# JOB
Read the lines that follow and pick out every one containing the word "Zvoľte".

========================================================================

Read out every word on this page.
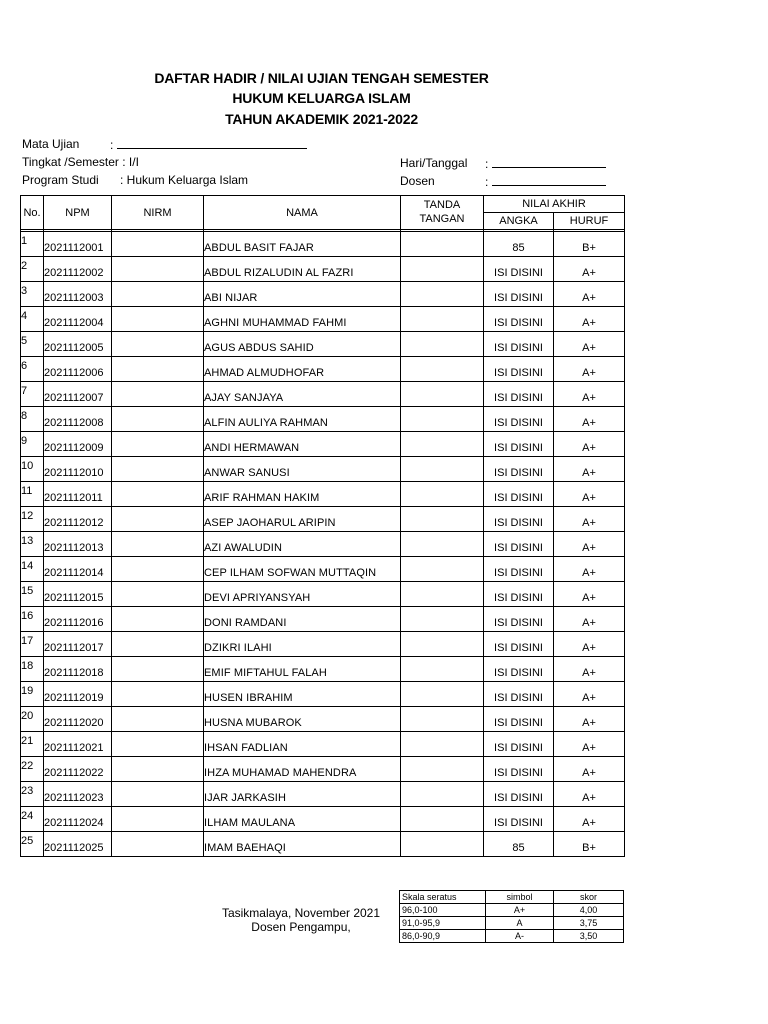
DAFTAR HADIR / NILAI UJIAN TENGAH SEMESTER
HUKUM KELUARGA ISLAM
TAHUN AKADEMIK 2021-2022
Mata Ujian	:
Tingkat /Semester : I/I
Program Studi : Hukum Keluarga Islam
Hari/Tanggal :
Dosen	:
No.	NPM	NIRM	NAMA	TANDA
TANGAN	NILAI AKHIR	
					ANGKA	HURUF

1	2021112001		ABDUL BASIT FAJAR		85	B+
2	2021112002		ABDUL RIZALUDIN AL FAZRI		ISI DISINI	A+
3	2021112003		ABI NIJAR		ISI DISINI	A+
4	2021112004		AGHNI MUHAMMAD FAHMI		ISI DISINI	A+
5	2021112005		AGUS ABDUS SAHID		ISI DISINI	A+
6	2021112006		AHMAD ALMUDHOFAR		ISI DISINI	A+
7	2021112007		AJAY SANJAYA		ISI DISINI	A+
8	2021112008		ALFIN AULIYA RAHMAN		ISI DISINI	A+
9	2021112009		ANDI HERMAWAN		ISI DISINI	A+
10	2021112010		ANWAR SANUSI		ISI DISINI	A+
11	2021112011		ARIF RAHMAN HAKIM		ISI DISINI	A+
12	2021112012		ASEP JAOHARUL ARIPIN		ISI DISINI	A+
13	2021112013		AZI AWALUDIN		ISI DISINI	A+
14	2021112014		CEP ILHAM SOFWAN MUTTAQIN		ISI DISINI	A+
15	2021112015		DEVI APRIYANSYAH		ISI DISINI	A+
16	2021112016		DONI RAMDANI		ISI DISINI	A+
17	2021112017		DZIKRI ILAHI		ISI DISINI	A+
18	2021112018		EMIF MIFTAHUL FALAH		ISI DISINI	A+
19	2021112019		HUSEN IBRAHIM		ISI DISINI	A+
20	2021112020		HUSNA MUBAROK		ISI DISINI	A+
21	2021112021		IHSAN FADLIAN		ISI DISINI	A+
22	2021112022		IHZA MUHAMAD MAHENDRA		ISI DISINI	A+
23	2021112023		IJAR JARKASIH		ISI DISINI	A+
24	2021112024		ILHAM MAULANA		ISI DISINI	A+
25	2021112025		IMAM BAEHAQI		85	B+
Tasikmalaya, November 2021
Dosen Pengampu,
Skala seratus	simbol	skor
96,0-100	A+	4,00
91,0-95,9	A	3,75
86,0-90,9	A-	3,50
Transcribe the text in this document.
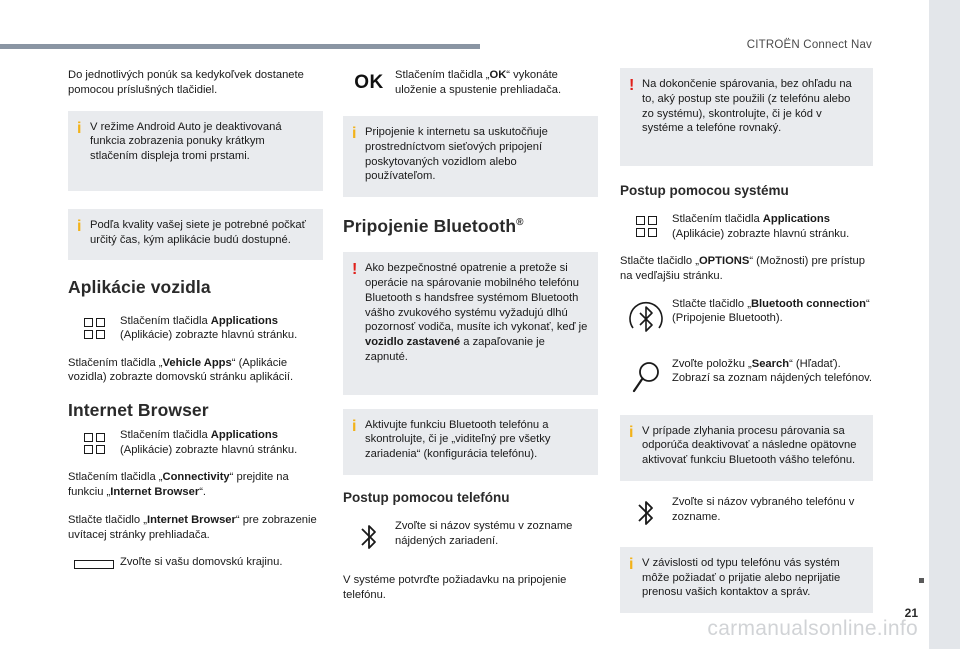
CITROËN Connect Nav
21
carmanualsonline.info

Do jednotlivých ponúk sa kedykoľvek dostanete pomocou príslušných tlačidiel.

i V režime Android Auto je deaktivovaná funkcia zobrazenia ponuky krátkym stlačením displeja tromi prstami.
i Podľa kvality vašej siete je potrebné počkať určitý čas, kým aplikácie budú dostupné.
Aplikácie vozidla
Stlačením tlačidla Applications (Aplikácie) zobrazte hlavnú stránku.

Stlačením tlačidla „Vehicle Apps“ (Aplikácie vozidla) zobrazte domovskú stránku aplikácií.

Internet Browser
Stlačením tlačidla Applications (Aplikácie) zobrazte hlavnú stránku.

Stlačením tlačidla „Connectivity“ prejdite na funkciu „Internet Browser“.

Stlačte tlačidlo „Internet Browser“ pre zobrazenie uvítacej stránky prehliadača.

Zvoľte si vašu domovskú krajinu.
OK Stlačením tlačidla „OK“ vykonáte uloženie a spustenie prehliadača.
i Pripojenie k internetu sa uskutočňuje prostredníctvom sieťových pripojení poskytovaných vozidlom alebo používateľom.
Pripojenie Bluetooth®
! Ako bezpečnostné opatrenie a pretože si operácie na spárovanie mobilného telefónu Bluetooth s handsfree systémom Bluetooth vášho zvukového systému vyžadujú dlhú pozornosť vodiča, musíte ich vykonať, keď je vozidlo zastavené a zapaľovanie je zapnuté.
i Aktivujte funkciu Bluetooth telefónu a skontrolujte, či je „viditeľný pre všetky zariadenia“ (konfigurácia telefónu).
Postup pomocou telefónu
Zvoľte si názov systému v zozname nájdených zariadení.

V systéme potvrďte požiadavku na pripojenie telefónu.

! Na dokončenie spárovania, bez ohľadu na to, aký postup ste použili (z telefónu alebo zo systému), skontrolujte, či je kód v systéme a telefóne rovnaký.
Postup pomocou systému
Stlačením tlačidla Applications (Aplikácie) zobrazte hlavnú stránku.

Stlačte tlačidlo „OPTIONS“ (Možnosti) pre prístup na vedľajšiu stránku.

Stlačte tlačidlo „Bluetooth connection“ (Pripojenie Bluetooth).
Zvoľte položku „Search“ (Hľadať). Zobrazí sa zoznam nájdených telefónov.
i V prípade zlyhania procesu párovania sa odporúča deaktivovať a následne opätovne aktivovať funkciu Bluetooth vášho telefónu.
Zvoľte si názov vybraného telefónu v zozname.
i V závislosti od typu telefónu vás systém môže požiadať o prijatie alebo neprijatie prenosu vašich kontaktov a správ.
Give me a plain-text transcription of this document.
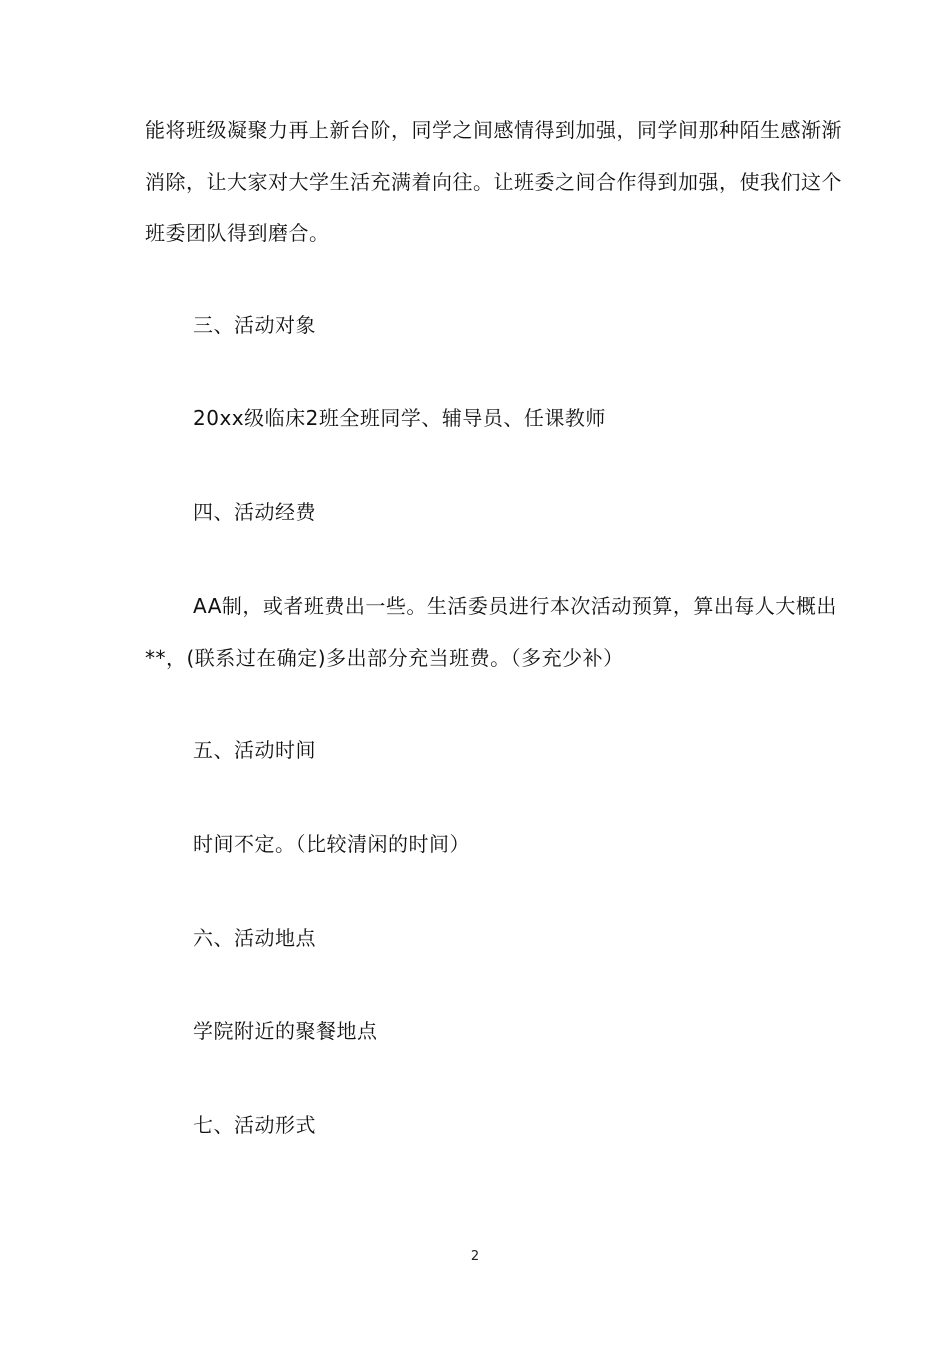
能将班级凝聚力再上新台阶，同学之间感情得到加强，同学间那种陌生感渐渐
消除，让大家对大学生活充满着向往。让班委之间合作得到加强，使我们这个
班委团队得到磨合。
三、活动对象
20xx级临床2班全班同学、辅导员、任课教师
四、活动经费
AA制，或者班费出一些。生活委员进行本次活动预算，算出每人大概出
**，(联系过在确定)多出部分充当班费。（多充少补）
五、活动时间
时间不定。（比较清闲的时间）
六、活动地点
学院附近的聚餐地点
七、活动形式
2
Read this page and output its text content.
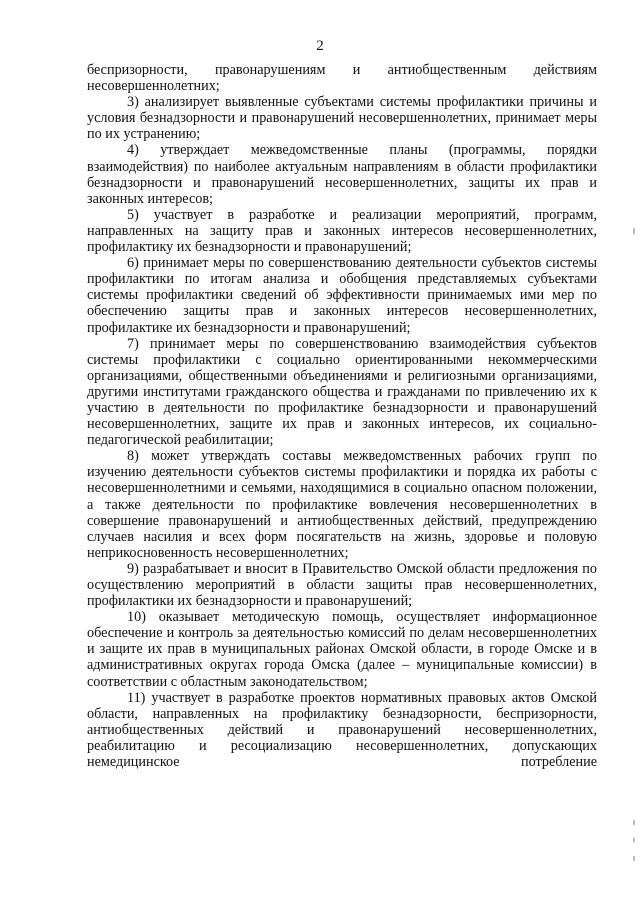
2

беспризорности, правонарушениям и антиобщественным действиям несовершеннолетних;

3) анализирует выявленные субъектами системы профилактики причины и условия безнадзорности и правонарушений несовершеннолетних, принимает меры по их устранению;

4) утверждает межведомственные планы (программы, порядки взаимодействия) по наиболее актуальным направлениям в области профилактики безнадзорности и правонарушений несовершеннолетних, защиты их прав и законных интересов;

5) участвует в разработке и реализации мероприятий, программ, направленных на защиту прав и законных интересов несовершеннолетних, профилактику их безнадзорности и правонарушений;

6) принимает меры по совершенствованию деятельности субъектов системы профилактики по итогам анализа и обобщения представляемых субъектами системы профилактики сведений об эффективности принимаемых ими мер по обеспечению защиты прав и законных интересов несовершеннолетних, профилактике их безнадзорности и правонарушений;

7) принимает меры по совершенствованию взаимодействия субъектов системы профилактики с социально ориентированными некоммерческими организациями, общественными объединениями и религиозными организациями, другими институтами гражданского общества и гражданами по привлечению их к участию в деятельности по профилактике безнадзорности и правонарушений несовершеннолетних, защите их прав и законных интересов, их социально-педагогической реабилитации;

8) может утверждать составы межведомственных рабочих групп по изучению деятельности субъектов системы профилактики и порядка их работы с несовершеннолетними и семьями, находящимися в социально опасном положении, а также деятельности по профилактике вовлечения несовершеннолетних в совершение правонарушений и антиобщественных действий, предупреждению случаев насилия и всех форм посягательств на жизнь, здоровье и половую неприкосновенность несовершеннолетних;

9) разрабатывает и вносит в Правительство Омской области предложения по осуществлению мероприятий в области защиты прав несовершеннолетних, профилактики их безнадзорности и правонарушений;

10) оказывает методическую помощь, осуществляет информационное обеспечение и контроль за деятельностью комиссий по делам несовершеннолетних и защите их прав в муниципальных районах Омской области, в городе Омске и в административных округах города Омска (далее – муниципальные комиссии) в соответствии с областным законодательством;

11) участвует в разработке проектов нормативных правовых актов Омской области, направленных на профилактику безнадзорности, беспризорности, антиобщественных действий и правонарушений несовершеннолетних, реабилитацию и ресоциализацию несовершеннолетних, допускающих немедицинское потребление
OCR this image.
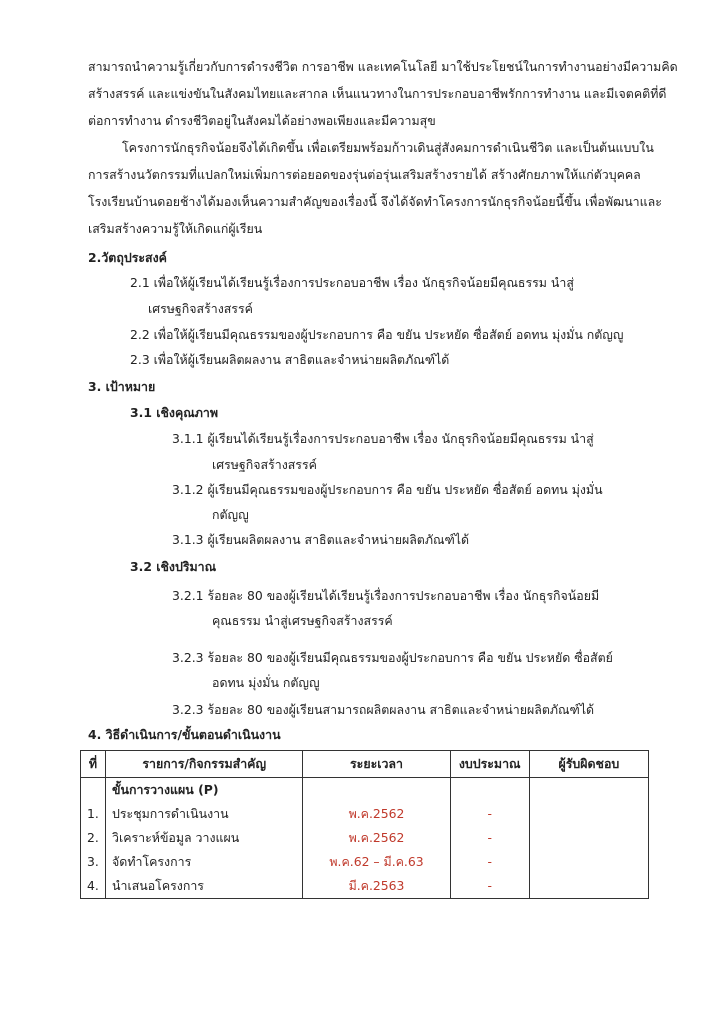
สามารถนำความรู้เกี่ยวกับการดำรงชีวิต การอาชีพ และเทคโนโลยี มาใช้ประโยชน์ในการทำงานอย่างมีความคิด
สร้างสรรค์ และแข่งขันในสังคมไทยและสากล เห็นแนวทางในการประกอบอาชีพรักการทำงาน และมีเจตคติที่ดี
ต่อการทำงาน ดำรงชีวิตอยู่ในสังคมได้อย่างพอเพียงและมีความสุข
โครงการนักธุรกิจน้อยจึงได้เกิดขึ้น เพื่อเตรียมพร้อมก้าวเดินสู่สังคมการดำเนินชีวิต และเป็นต้นแบบใน
การสร้างนวัตกรรมที่แปลกใหม่เพิ่มการต่อยอดของรุ่นต่อรุ่นเสริมสร้างรายได้ สร้างศักยภาพให้แก่ตัวบุคคล
โรงเรียนบ้านดอยช้างได้มองเห็นความสำคัญของเรื่องนี้ จึงได้จัดทำโครงการนักธุรกิจน้อยนี้ขึ้น เพื่อพัฒนาและ
เสริมสร้างความรู้ให้เกิดแก่ผู้เรียน
2.วัตถุประสงค์
2.1 เพื่อให้ผู้เรียนได้เรียนรู้เรื่องการประกอบอาชีพ เรื่อง นักธุรกิจน้อยมีคุณธรรม นำสู่
เศรษฐกิจสร้างสรรค์
2.2 เพื่อให้ผู้เรียนมีคุณธรรมของผู้ประกอบการ คือ ขยัน ประหยัด ซื่อสัตย์ อดทน มุ่งมั่น กตัญญู
2.3 เพื่อให้ผู้เรียนผลิตผลงาน สาธิตและจำหน่ายผลิตภัณฑ์ได้
3. เป้าหมาย
3.1 เชิงคุณภาพ
3.1.1 ผู้เรียนได้เรียนรู้เรื่องการประกอบอาชีพ เรื่อง นักธุรกิจน้อยมีคุณธรรม นำสู่
เศรษฐกิจสร้างสรรค์
3.1.2 ผู้เรียนมีคุณธรรมของผู้ประกอบการ คือ ขยัน ประหยัด ซื่อสัตย์ อดทน มุ่งมั่น
กตัญญู
3.1.3 ผู้เรียนผลิตผลงาน สาธิตและจำหน่ายผลิตภัณฑ์ได้
3.2 เชิงปริมาณ
3.2.1 ร้อยละ 80 ของผู้เรียนได้เรียนรู้เรื่องการประกอบอาชีพ เรื่อง นักธุรกิจน้อยมี
คุณธรรม นำสู่เศรษฐกิจสร้างสรรค์
3.2.3 ร้อยละ 80 ของผู้เรียนมีคุณธรรมของผู้ประกอบการ คือ ขยัน ประหยัด ซื่อสัตย์
อดทน มุ่งมั่น กตัญญู
3.2.3 ร้อยละ 80 ของผู้เรียนสามารถผลิตผลงาน สาธิตและจำหน่ายผลิตภัณฑ์ได้
4. วิธีดำเนินการ/ขั้นตอนดำเนินงาน
ที่	รายการ/กิจกรรมสำคัญ	ระยะเวลา	งบประมาณ	ผู้รับผิดชอบ
	ขั้นการวางแผน (P)			
1.	ประชุมการดำเนินงาน	พ.ค.2562	-	
2.	วิเคราะห์ข้อมูล วางแผน	พ.ค.2562	-	
3.	จัดทำโครงการ	พ.ค.62 – มี.ค.63	-	
4.	นำเสนอโครงการ	มี.ค.2563	-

========================================================================

# RESPONSE TO THIS EXERCISE
Zvoľte si vašu domovskú krajinu.
Zvoľte si názov systému v zozname nájdených zariadení.
Zvoľte položku „Search“ (Hľadať). Zobrazí sa zoznam nájdených telefónov.
Zvoľte si názov vybraného telefónu v zozname.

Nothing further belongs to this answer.